::: Material shown :::
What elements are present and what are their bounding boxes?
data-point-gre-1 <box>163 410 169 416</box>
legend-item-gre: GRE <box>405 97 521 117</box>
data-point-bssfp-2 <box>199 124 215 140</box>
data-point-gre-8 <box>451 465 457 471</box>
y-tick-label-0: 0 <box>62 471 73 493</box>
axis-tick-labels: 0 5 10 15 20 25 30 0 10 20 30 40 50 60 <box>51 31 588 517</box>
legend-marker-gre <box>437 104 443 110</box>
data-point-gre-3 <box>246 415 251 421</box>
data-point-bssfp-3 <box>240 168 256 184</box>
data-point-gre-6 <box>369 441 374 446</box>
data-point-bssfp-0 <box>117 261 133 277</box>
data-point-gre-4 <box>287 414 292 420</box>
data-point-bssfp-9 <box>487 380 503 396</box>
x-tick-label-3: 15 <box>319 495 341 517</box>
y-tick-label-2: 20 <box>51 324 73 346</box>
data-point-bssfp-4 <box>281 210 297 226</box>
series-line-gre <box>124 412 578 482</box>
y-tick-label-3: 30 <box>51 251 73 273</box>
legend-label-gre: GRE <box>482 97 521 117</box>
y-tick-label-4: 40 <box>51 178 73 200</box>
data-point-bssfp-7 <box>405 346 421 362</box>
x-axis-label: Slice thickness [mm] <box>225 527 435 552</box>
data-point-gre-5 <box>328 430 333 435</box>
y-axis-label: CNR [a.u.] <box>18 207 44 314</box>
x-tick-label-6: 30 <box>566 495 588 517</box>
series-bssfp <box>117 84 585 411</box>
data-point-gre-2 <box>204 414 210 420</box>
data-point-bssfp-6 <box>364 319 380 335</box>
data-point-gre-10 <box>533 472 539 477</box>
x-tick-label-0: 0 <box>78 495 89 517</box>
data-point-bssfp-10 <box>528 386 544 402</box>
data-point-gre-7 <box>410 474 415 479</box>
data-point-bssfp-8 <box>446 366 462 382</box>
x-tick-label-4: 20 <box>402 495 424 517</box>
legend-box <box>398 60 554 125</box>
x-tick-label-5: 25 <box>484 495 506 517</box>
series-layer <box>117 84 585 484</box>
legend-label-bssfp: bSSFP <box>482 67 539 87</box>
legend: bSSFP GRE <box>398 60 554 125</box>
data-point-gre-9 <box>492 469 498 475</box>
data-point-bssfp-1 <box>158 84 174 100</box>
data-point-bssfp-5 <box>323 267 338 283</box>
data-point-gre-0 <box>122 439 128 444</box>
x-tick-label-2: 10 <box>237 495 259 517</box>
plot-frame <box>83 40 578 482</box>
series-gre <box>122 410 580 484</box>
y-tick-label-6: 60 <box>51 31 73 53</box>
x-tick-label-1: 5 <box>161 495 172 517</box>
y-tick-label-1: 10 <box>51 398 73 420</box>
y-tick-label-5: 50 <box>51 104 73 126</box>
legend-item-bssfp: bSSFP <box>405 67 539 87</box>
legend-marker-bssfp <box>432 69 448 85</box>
:::
Reproduce every line of the records above word for word, changing nothing.

__Solution for this exercise__
What elements are present and what are their bounding boxes?
data-point-gre-1 <box>163 410 169 416</box>
legend-item-gre: GRE <box>405 97 521 117</box>
data-point-bssfp-2 <box>199 124 215 140</box>
data-point-gre-8 <box>451 465 457 471</box>
y-tick-label-0: 0 <box>62 471 73 493</box>
axis-tick-labels: 0 5 10 15 20 25 30 0 10 20 30 40 50 60 <box>51 31 588 517</box>
legend-marker-gre <box>437 104 443 110</box>
data-point-gre-3 <box>246 415 251 421</box>
data-point-bssfp-3 <box>240 168 256 184</box>
data-point-gre-6 <box>369 441 374 446</box>
data-point-bssfp-0 <box>117 261 133 277</box>
data-point-gre-4 <box>287 414 292 420</box>
data-point-bssfp-9 <box>487 380 503 396</box>
x-tick-label-3: 15 <box>319 495 341 517</box>
y-tick-label-2: 20 <box>51 324 73 346</box>
data-point-bssfp-4 <box>281 210 297 226</box>
series-line-gre <box>124 412 578 482</box>
y-tick-label-3: 30 <box>51 251 73 273</box>
legend-label-gre: GRE <box>482 97 521 117</box>
y-tick-label-4: 40 <box>51 178 73 200</box>
data-point-bssfp-7 <box>405 346 421 362</box>
x-axis-label: Slice thickness [mm] <box>225 527 435 552</box>
data-point-gre-5 <box>328 430 333 435</box>
y-axis-label: CNR [a.u.] <box>18 207 44 314</box>
x-tick-label-6: 30 <box>566 495 588 517</box>
series-bssfp <box>117 84 585 411</box>
data-point-gre-2 <box>204 414 210 420</box>
data-point-bssfp-6 <box>364 319 380 335</box>
data-point-gre-10 <box>533 472 539 477</box>
x-tick-label-0: 0 <box>78 495 89 517</box>
data-point-bssfp-10 <box>528 386 544 402</box>
data-point-gre-7 <box>410 474 415 479</box>
data-point-bssfp-8 <box>446 366 462 382</box>
x-tick-label-4: 20 <box>402 495 424 517</box>
legend-box <box>398 60 554 125</box>
x-tick-label-5: 25 <box>484 495 506 517</box>
series-layer <box>117 84 585 484</box>
legend-label-bssfp: bSSFP <box>482 67 539 87</box>
legend: bSSFP GRE <box>398 60 554 125</box>
data-point-gre-9 <box>492 469 498 475</box>
data-point-bssfp-1 <box>158 84 174 100</box>
data-point-bssfp-5 <box>323 267 338 283</box>
data-point-gre-0 <box>122 439 128 444</box>
x-tick-label-2: 10 <box>237 495 259 517</box>
plot-frame <box>83 40 578 482</box>
series-gre <box>122 410 580 484</box>
y-tick-label-6: 60 <box>51 31 73 53</box>
x-tick-label-1: 5 <box>161 495 172 517</box>
y-tick-label-1: 10 <box>51 398 73 420</box>
y-tick-label-5: 50 <box>51 104 73 126</box>
legend-item-bssfp: bSSFP <box>405 67 539 87</box>
legend-marker-bssfp <box>432 69 448 85</box>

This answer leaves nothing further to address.